* **What you need to do**
Repeat the data below word for word, leaving out the pictures.
>> START Material provided
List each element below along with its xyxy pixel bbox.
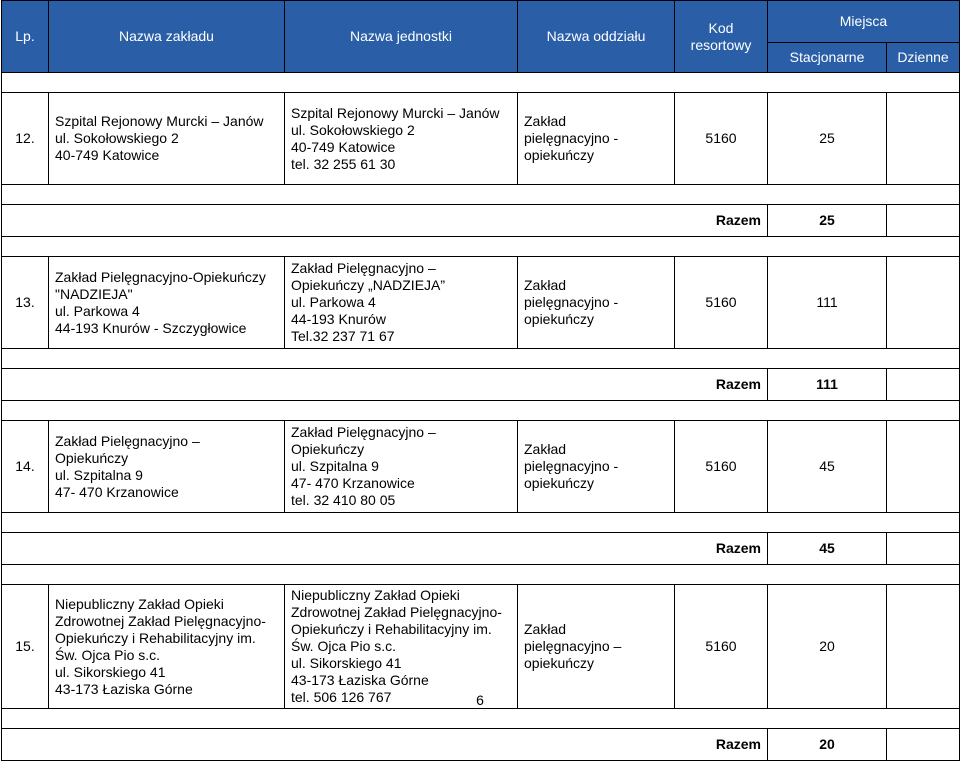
row-facility: Niepubliczny Zakład Opieki Zdrowotnej Zakład Pielęgnacyjno- Opiekuńczy i Rehabilitacyjny im. Św. Ojca Pio s.c. ul. Sikorskiego 41 43-173 Łaziska Górne bbox=[49, 585, 285, 709]
header-day-care: Dzienne bbox=[887, 43, 960, 73]
page-number: 6 bbox=[476, 692, 484, 708]
row-day-care bbox=[887, 421, 960, 513]
table-row bbox=[2, 257, 960, 349]
header-ministry-code: Kod resortowy bbox=[675, 1, 768, 73]
facilities-table bbox=[1, 0, 960, 761]
header-facility-name: Nazwa zakładu bbox=[49, 1, 285, 73]
row-day-care bbox=[887, 257, 960, 349]
total-value: 111 bbox=[768, 369, 887, 401]
header-unit-name: Nazwa jednostki bbox=[285, 1, 518, 73]
row-day-care bbox=[887, 585, 960, 709]
total-row bbox=[2, 533, 960, 565]
row-ward: Zakład pielęgnacyjno – opiekuńczy bbox=[518, 585, 675, 709]
row-facility: Szpital Rejonowy Murcki – Janów ul. Sokołowskiego 2 40-749 Katowice bbox=[49, 93, 285, 185]
row-day-care bbox=[887, 93, 960, 185]
row-unit: Zakład Pielęgnacyjno – Opiekuńczy ul. Szpitalna 9 47- 470 Krzanowice tel. 32 410 80 05 bbox=[285, 421, 518, 513]
row-code: 5160 bbox=[675, 257, 768, 349]
header-ward-name: Nazwa oddziału bbox=[518, 1, 675, 73]
row-lp: 13. bbox=[2, 257, 49, 349]
header-lp: Lp. bbox=[2, 1, 49, 73]
row-code: 5160 bbox=[675, 93, 768, 185]
row-code: 5160 bbox=[675, 585, 768, 709]
total-label: Razem bbox=[2, 205, 768, 237]
total-row bbox=[2, 729, 960, 761]
total-value: 45 bbox=[768, 533, 887, 565]
total-row bbox=[2, 205, 960, 237]
row-facility: Zakład Pielęgnacyjno – Opiekuńczy ul. Szpitalna 9 47- 470 Krzanowice bbox=[49, 421, 285, 513]
total-value: 25 bbox=[768, 205, 887, 237]
row-lp: 15. bbox=[2, 585, 49, 709]
row-inpatient: 20 bbox=[768, 585, 887, 709]
row-unit: Zakład Pielęgnacyjno – Opiekuńczy „NADZIEJA” ul. Parkowa 4 44-193 Knurów Tel.32 237 71 67 bbox=[285, 257, 518, 349]
table-row bbox=[2, 585, 960, 709]
total-label: Razem bbox=[2, 533, 768, 565]
row-ward: Zakład pielęgnacyjno - opiekuńczy bbox=[518, 421, 675, 513]
row-lp: 12. bbox=[2, 93, 49, 185]
row-inpatient: 25 bbox=[768, 93, 887, 185]
row-unit: Szpital Rejonowy Murcki – Janów ul. Sokołowskiego 2 40-749 Katowice tel. 32 255 61 30 bbox=[285, 93, 518, 185]
row-ward: Zakład pielęgnacyjno - opiekuńczy bbox=[518, 93, 675, 185]
header-places: Miejsca bbox=[768, 1, 960, 43]
row-facility: Zakład Pielęgnacyjno-Opiekuńczy "NADZIEJA" ul. Parkowa 4 44-193 Knurów - Szczygłowice bbox=[49, 257, 285, 349]
row-lp: 14. bbox=[2, 421, 49, 513]
table-row bbox=[2, 93, 960, 185]
total-label: Razem bbox=[2, 369, 768, 401]
total-row bbox=[2, 369, 960, 401]
total-label: Razem bbox=[2, 729, 768, 761]
header-inpatient: Stacjonarne bbox=[768, 43, 887, 73]
row-ward: Zakład pielęgnacyjno - opiekuńczy bbox=[518, 257, 675, 349]
row-unit: Niepubliczny Zakład Opieki Zdrowotnej Zakład Pielęgnacyjno- Opiekuńczy i Rehabilitacyjny im. Św. Ojca Pio s.c. ul. Sikorskiego 41 43-173 Łaziska Górne tel. 506 126 767 bbox=[285, 585, 518, 709]
row-inpatient: 111 bbox=[768, 257, 887, 349]
table-row bbox=[2, 421, 960, 513]
total-value: 20 bbox=[768, 729, 887, 761]
table-header-row bbox=[2, 1, 960, 43]
row-inpatient: 45 bbox=[768, 421, 887, 513]
row-code: 5160 bbox=[675, 421, 768, 513]
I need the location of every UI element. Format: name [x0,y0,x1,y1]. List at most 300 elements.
>> END Material provided
* **Solution to this exercise**
List each element below along with its xyxy pixel bbox.
row-facility: Niepubliczny Zakład Opieki Zdrowotnej Zakład Pielęgnacyjno- Opiekuńczy i Rehabilitacyjny im. Św. Ojca Pio s.c. ul. Sikorskiego 41 43-173 Łaziska Górne bbox=[49, 585, 285, 709]
header-day-care: Dzienne bbox=[887, 43, 960, 73]
page-number: 6 bbox=[476, 692, 484, 708]
row-day-care bbox=[887, 421, 960, 513]
table-row bbox=[2, 257, 960, 349]
header-ministry-code: Kod resortowy bbox=[675, 1, 768, 73]
facilities-table bbox=[1, 0, 960, 761]
header-facility-name: Nazwa zakładu bbox=[49, 1, 285, 73]
row-day-care bbox=[887, 257, 960, 349]
total-value: 111 bbox=[768, 369, 887, 401]
header-unit-name: Nazwa jednostki bbox=[285, 1, 518, 73]
row-day-care bbox=[887, 585, 960, 709]
total-row bbox=[2, 533, 960, 565]
row-ward: Zakład pielęgnacyjno – opiekuńczy bbox=[518, 585, 675, 709]
row-facility: Szpital Rejonowy Murcki – Janów ul. Sokołowskiego 2 40-749 Katowice bbox=[49, 93, 285, 185]
row-day-care bbox=[887, 93, 960, 185]
row-unit: Zakład Pielęgnacyjno – Opiekuńczy ul. Szpitalna 9 47- 470 Krzanowice tel. 32 410 80 05 bbox=[285, 421, 518, 513]
row-code: 5160 bbox=[675, 257, 768, 349]
header-ward-name: Nazwa oddziału bbox=[518, 1, 675, 73]
row-lp: 13. bbox=[2, 257, 49, 349]
header-lp: Lp. bbox=[2, 1, 49, 73]
row-code: 5160 bbox=[675, 93, 768, 185]
row-code: 5160 bbox=[675, 585, 768, 709]
total-label: Razem bbox=[2, 205, 768, 237]
total-row bbox=[2, 729, 960, 761]
total-value: 45 bbox=[768, 533, 887, 565]
total-row bbox=[2, 205, 960, 237]
row-facility: Zakład Pielęgnacyjno – Opiekuńczy ul. Szpitalna 9 47- 470 Krzanowice bbox=[49, 421, 285, 513]
total-value: 25 bbox=[768, 205, 887, 237]
row-lp: 15. bbox=[2, 585, 49, 709]
row-inpatient: 20 bbox=[768, 585, 887, 709]
row-unit: Zakład Pielęgnacyjno – Opiekuńczy „NADZIEJA” ul. Parkowa 4 44-193 Knurów Tel.32 237 71 67 bbox=[285, 257, 518, 349]
table-row bbox=[2, 585, 960, 709]
total-label: Razem bbox=[2, 533, 768, 565]
row-ward: Zakład pielęgnacyjno - opiekuńczy bbox=[518, 421, 675, 513]
row-lp: 12. bbox=[2, 93, 49, 185]
row-inpatient: 25 bbox=[768, 93, 887, 185]
row-unit: Szpital Rejonowy Murcki – Janów ul. Sokołowskiego 2 40-749 Katowice tel. 32 255 61 30 bbox=[285, 93, 518, 185]
row-ward: Zakład pielęgnacyjno - opiekuńczy bbox=[518, 93, 675, 185]
header-places: Miejsca bbox=[768, 1, 960, 43]
row-facility: Zakład Pielęgnacyjno-Opiekuńczy "NADZIEJA" ul. Parkowa 4 44-193 Knurów - Szczygłowice bbox=[49, 257, 285, 349]
row-lp: 14. bbox=[2, 421, 49, 513]
table-row bbox=[2, 93, 960, 185]
total-label: Razem bbox=[2, 369, 768, 401]
total-row bbox=[2, 369, 960, 401]
total-label: Razem bbox=[2, 729, 768, 761]
header-inpatient: Stacjonarne bbox=[768, 43, 887, 73]
row-ward: Zakład pielęgnacyjno - opiekuńczy bbox=[518, 257, 675, 349]
row-unit: Niepubliczny Zakład Opieki Zdrowotnej Zakład Pielęgnacyjno- Opiekuńczy i Rehabilitacyjny im. Św. Ojca Pio s.c. ul. Sikorskiego 41 43-173 Łaziska Górne tel. 506 126 767 bbox=[285, 585, 518, 709]
row-inpatient: 111 bbox=[768, 257, 887, 349]
table-row bbox=[2, 421, 960, 513]
total-value: 20 bbox=[768, 729, 887, 761]
table-header-row bbox=[2, 1, 960, 43]
row-inpatient: 45 bbox=[768, 421, 887, 513]
row-code: 5160 bbox=[675, 421, 768, 513]
I need the location of every UI element. Format: name [x0,y0,x1,y1]. List at most 300 elements.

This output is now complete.